Challenge - Quote all entries exactly, leaving pictures aside.

--- START Input ---

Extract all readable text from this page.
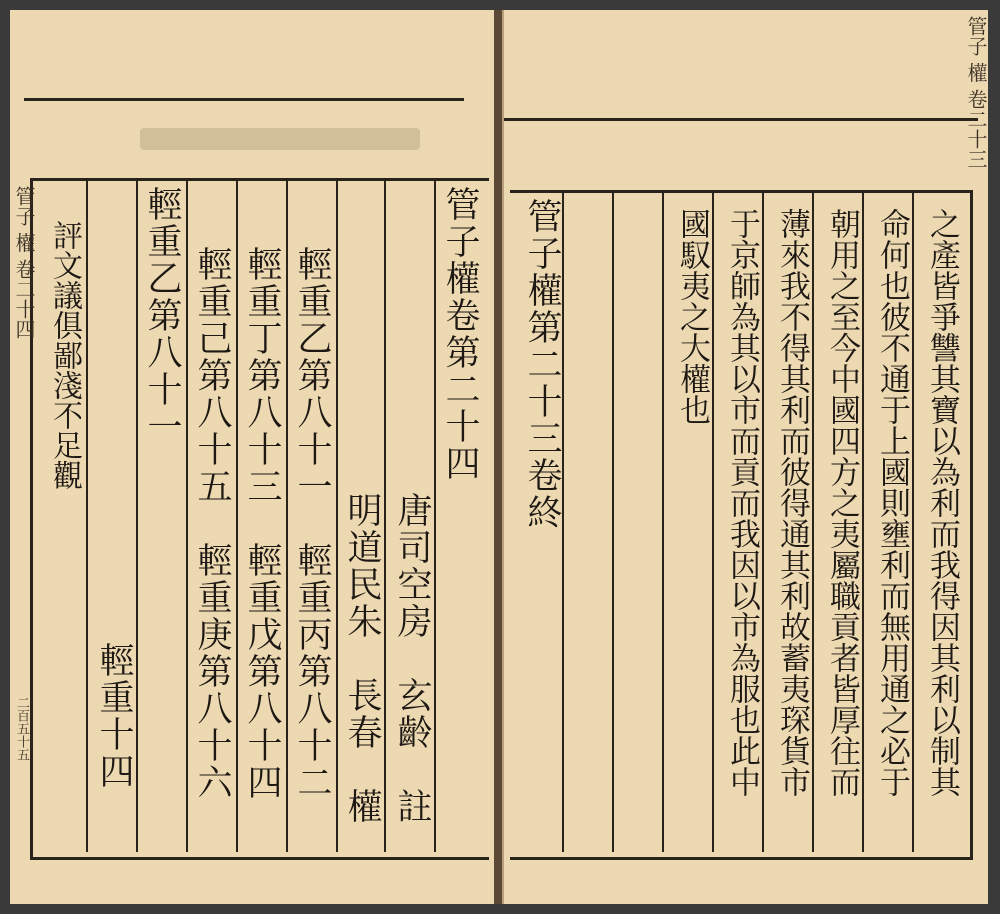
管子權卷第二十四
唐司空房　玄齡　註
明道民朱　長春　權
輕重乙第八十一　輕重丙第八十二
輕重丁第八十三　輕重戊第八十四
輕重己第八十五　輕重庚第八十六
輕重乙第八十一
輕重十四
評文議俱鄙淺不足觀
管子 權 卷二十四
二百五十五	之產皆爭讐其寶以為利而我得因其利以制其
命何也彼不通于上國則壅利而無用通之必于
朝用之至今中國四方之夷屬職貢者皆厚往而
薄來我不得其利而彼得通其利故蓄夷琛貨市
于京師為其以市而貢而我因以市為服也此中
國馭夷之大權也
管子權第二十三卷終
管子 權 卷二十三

--- END Input ---

Reply -
Extract all readable text from this page.
管子權卷第二十四
唐司空房　玄齡　註
明道民朱　長春　權
輕重乙第八十一　輕重丙第八十二
輕重丁第八十三　輕重戊第八十四
輕重己第八十五　輕重庚第八十六
輕重乙第八十一
輕重十四
評文議俱鄙淺不足觀
管子 權 卷二十四
二百五十五	之產皆爭讐其寶以為利而我得因其利以制其
命何也彼不通于上國則壅利而無用通之必于
朝用之至今中國四方之夷屬職貢者皆厚往而
薄來我不得其利而彼得通其利故蓄夷琛貨市
于京師為其以市而貢而我因以市為服也此中
國馭夷之大權也
管子權第二十三卷終
管子 權 卷二十三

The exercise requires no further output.